● INSTRUCTION
Count each line in which the word "this" appears. Reply with the total and nothing more.
-- Start of MATERIAL SHOWN --
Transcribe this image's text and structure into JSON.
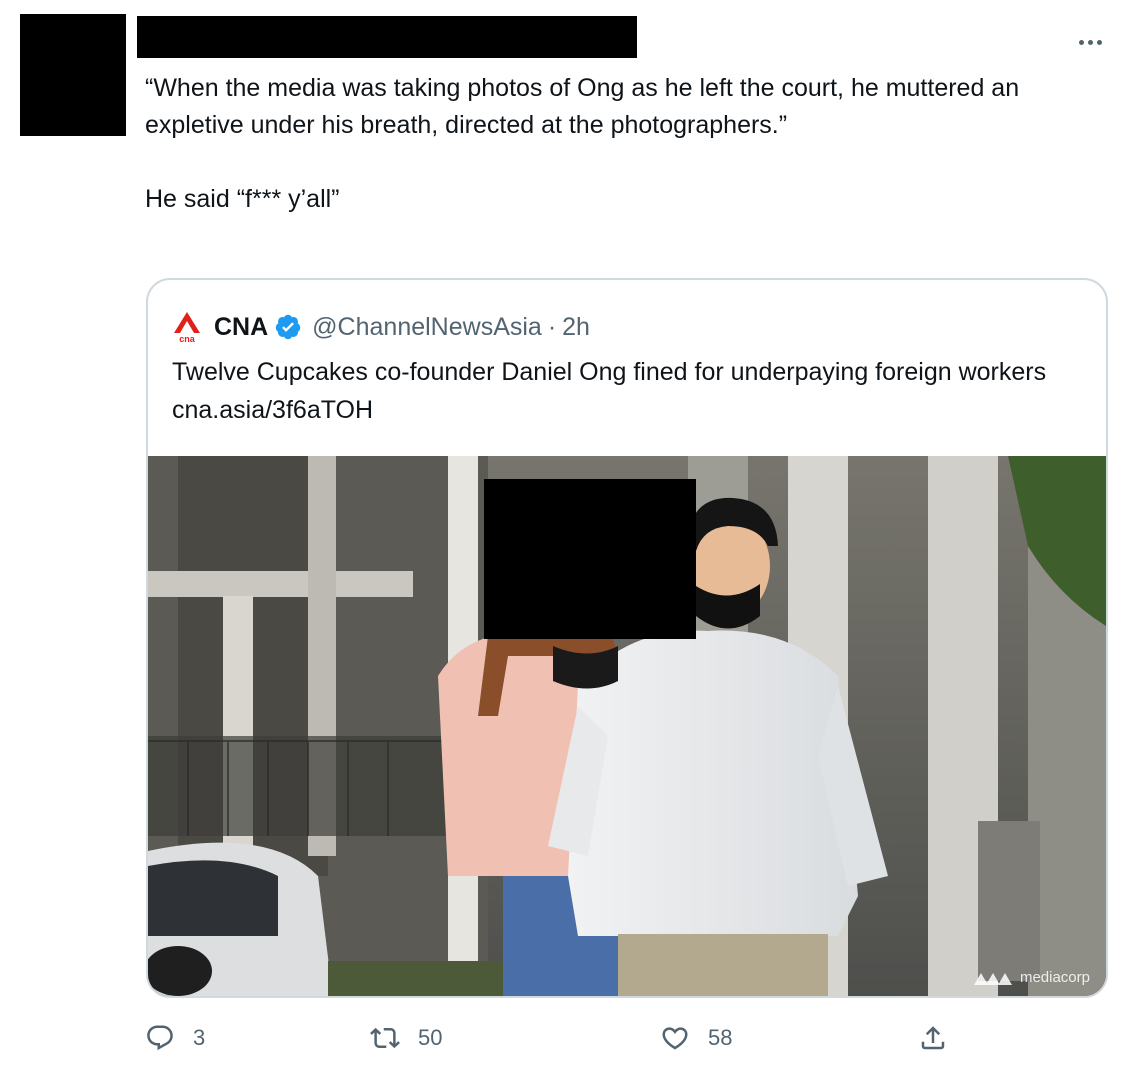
{
  "tweet": {
    "text": "“When the media was taking photos of Ong as he left the court, he muttered an expletive under his breath, directed at the photographers.”\n\nHe said “f*** y’all”"
  },
  "quoted_tweet": {
    "display_name": "CNA",
    "handle": "@ChannelNewsAsia",
    "separator": "·",
    "time": "2h",
    "logo_text": "cna",
    "text": "Twelve Cupcakes co-founder Daniel Ong fined for underpaying foreign workers cna.asia/3f6aTOH",
    "photo_watermark": "mediacorp"
  },
  "actions": {
    "reply_count": "3",
    "retweet_count": "50",
    "like_count": "58"
  },
  "icons": {
    "more": "more-horizontal-icon",
    "verified": "verified-badge-icon",
    "reply": "reply-icon",
    "retweet": "retweet-icon",
    "like": "heart-icon",
    "share": "share-icon"
  },
  "colors": {
    "text": "#0f1419",
    "secondary": "#536471",
    "border": "#cfd9de",
    "verified": "#1d9bf0",
    "cna_red": "#e0201b"
  }
}
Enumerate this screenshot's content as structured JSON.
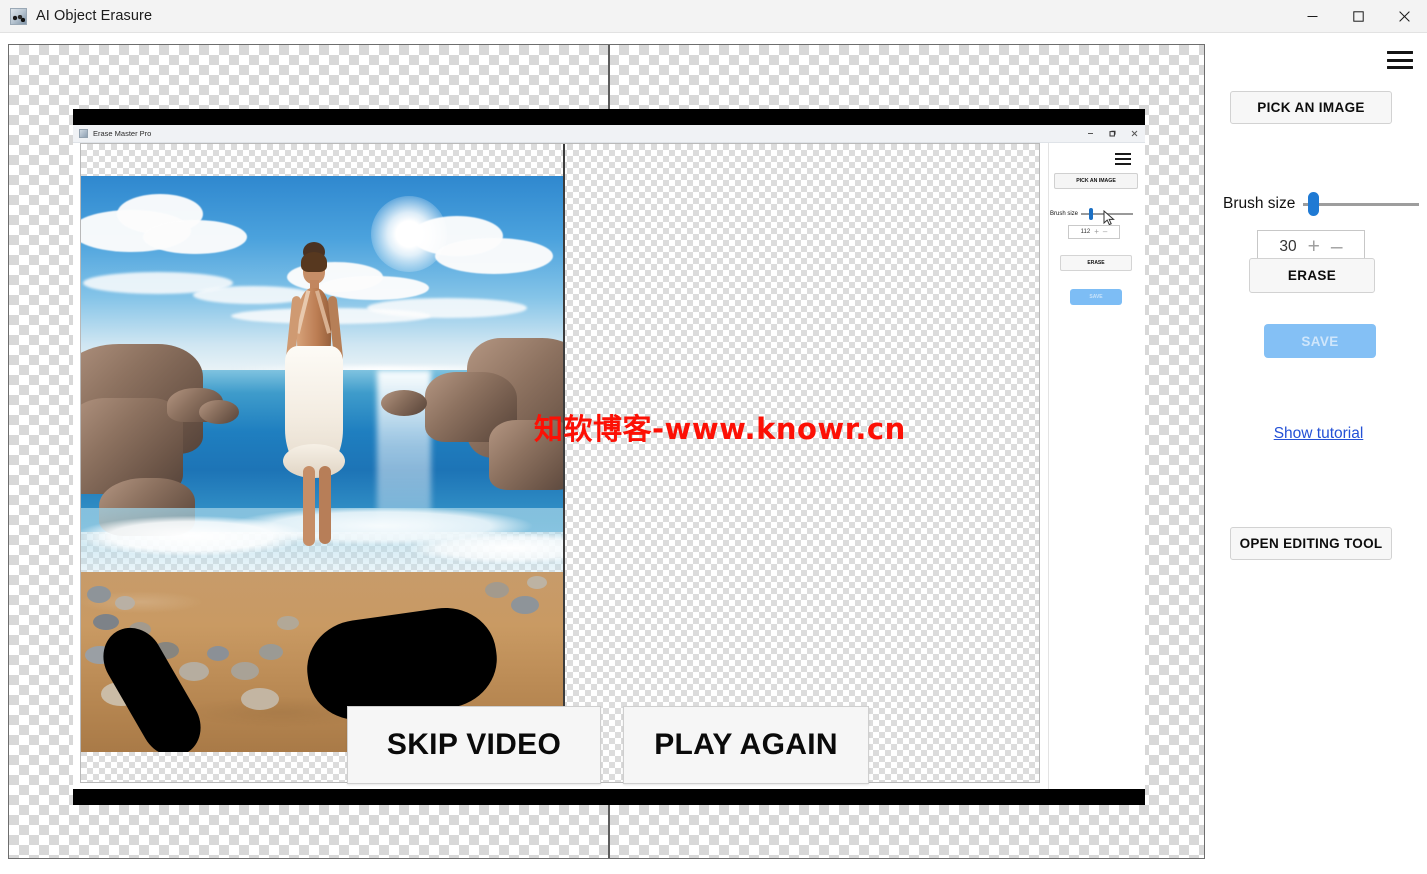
{
  "window": {
    "title": "AI Object Erasure",
    "icon": "app-icon",
    "controls": {
      "minimize": "minimize-icon",
      "maximize": "maximize-icon",
      "close": "close-icon"
    }
  },
  "sidebar": {
    "menu_icon": "hamburger-menu-icon",
    "pick_image_label": "PICK AN IMAGE",
    "brush_size_label": "Brush size",
    "brush_size_value": "30",
    "stepper_plus": "+",
    "stepper_minus": "–",
    "erase_label": "ERASE",
    "save_label": "SAVE",
    "tutorial_link": "Show tutorial",
    "open_editing_label": "OPEN EDITING TOOL",
    "accent_color": "#1f7ad4",
    "save_color": "#84c0f5",
    "link_color": "#2451d6"
  },
  "video_overlay": {
    "skip_label": "SKIP VIDEO",
    "play_again_label": "PLAY AGAIN"
  },
  "inner_app": {
    "title": "Erase Master Pro",
    "menu_icon": "hamburger-menu-icon",
    "pick_image_label": "PICK AN IMAGE",
    "brush_size_label": "Brush size",
    "brush_size_value": "112",
    "stepper_plus": "+",
    "stepper_minus": "–",
    "erase_label": "ERASE",
    "save_label": "SAVE",
    "cursor": "mouse-pointer-icon"
  },
  "canvas": {
    "image_description": "beach-photo-woman-in-white-dress",
    "mask_strokes": 2,
    "watermark": "知软博客-www.knowr.cn",
    "watermark_color": "#fc1005"
  }
}
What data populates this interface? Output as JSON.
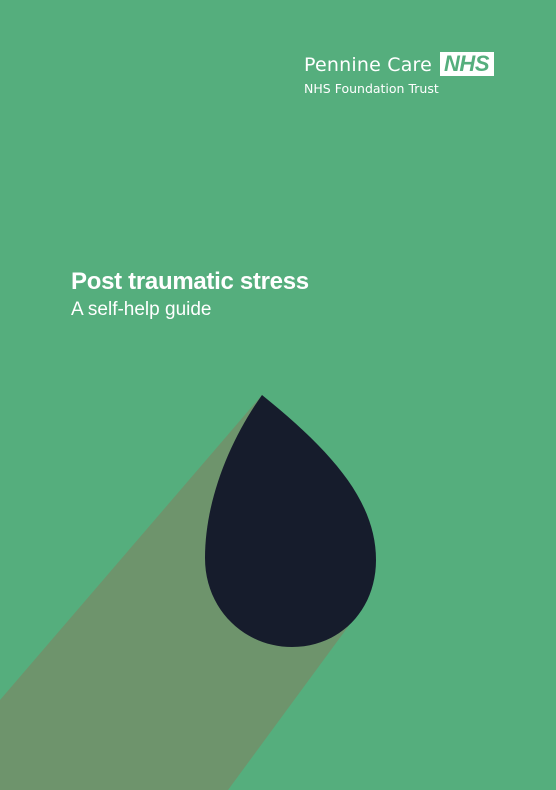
{
  "header": {
    "organisation": "Pennine Care",
    "logo_text": "NHS",
    "trust_line": "NHS Foundation Trust"
  },
  "cover": {
    "title": "Post traumatic stress",
    "subtitle": "A self-help guide"
  },
  "colors": {
    "background": "#55ae7d",
    "shadow": "#6e946c",
    "drop": "#161c2c",
    "text": "#ffffff"
  },
  "illustration": {
    "icon": "water-drop-icon"
  }
}
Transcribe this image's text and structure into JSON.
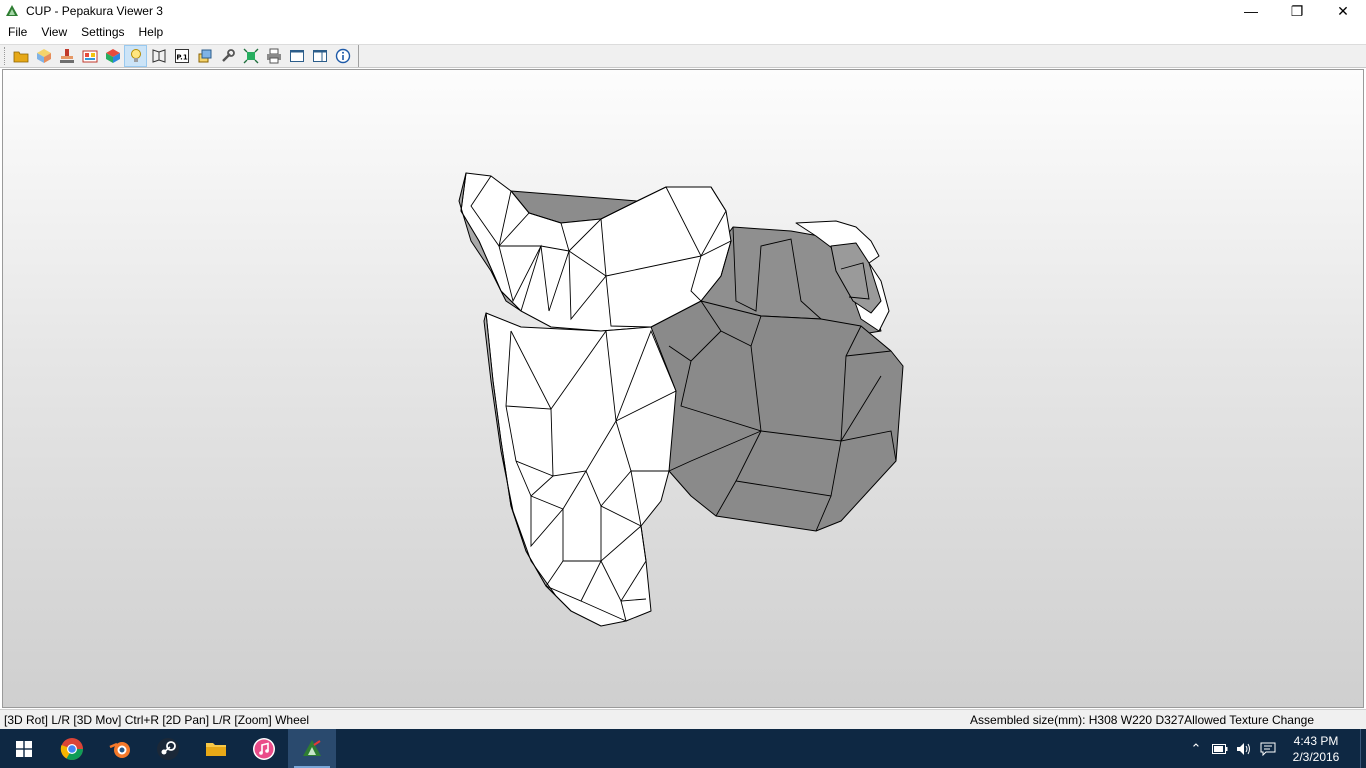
{
  "window": {
    "title": "CUP - Pepakura Viewer 3",
    "minimize_glyph": "—",
    "maximize_glyph": "❐",
    "close_glyph": "✕"
  },
  "menu": {
    "items": [
      "File",
      "View",
      "Settings",
      "Help"
    ]
  },
  "toolbar": {
    "buttons": [
      {
        "icon": "open-folder-icon"
      },
      {
        "icon": "3d-box-icon"
      },
      {
        "icon": "stamp-icon"
      },
      {
        "icon": "texture-icon"
      },
      {
        "icon": "color-cube-icon"
      },
      {
        "icon": "lightbulb-icon",
        "active": true
      },
      {
        "icon": "wireframe-icon"
      },
      {
        "icon": "page-number-icon",
        "label": "P.1"
      },
      {
        "icon": "layers-icon"
      },
      {
        "icon": "wrench-icon"
      },
      {
        "icon": "assembly-icon"
      },
      {
        "icon": "printer-icon"
      },
      {
        "icon": "single-view-icon"
      },
      {
        "icon": "split-view-icon"
      },
      {
        "icon": "info-icon"
      }
    ]
  },
  "status": {
    "left": "[3D Rot] L/R [3D Mov] Ctrl+R [2D Pan] L/R [Zoom] Wheel",
    "right": "Assembled size(mm): H308 W220 D327Allowed Texture Change"
  },
  "taskbar": {
    "apps": [
      "chrome-icon",
      "blender-icon",
      "steam-icon",
      "file-explorer-icon",
      "itunes-icon",
      "pepakura-icon"
    ],
    "time": "4:43 PM",
    "date": "2/3/2016",
    "tray_chevron": "⌃"
  },
  "colors": {
    "accent": "#0e2843",
    "viewport_top": "#fdfdfd",
    "viewport_bottom": "#cfcfcf",
    "model_light": "#ffffff",
    "model_dark": "#8c8c8c"
  }
}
-- End of MATERIAL SHOWN --
● TASK RESPONSE
4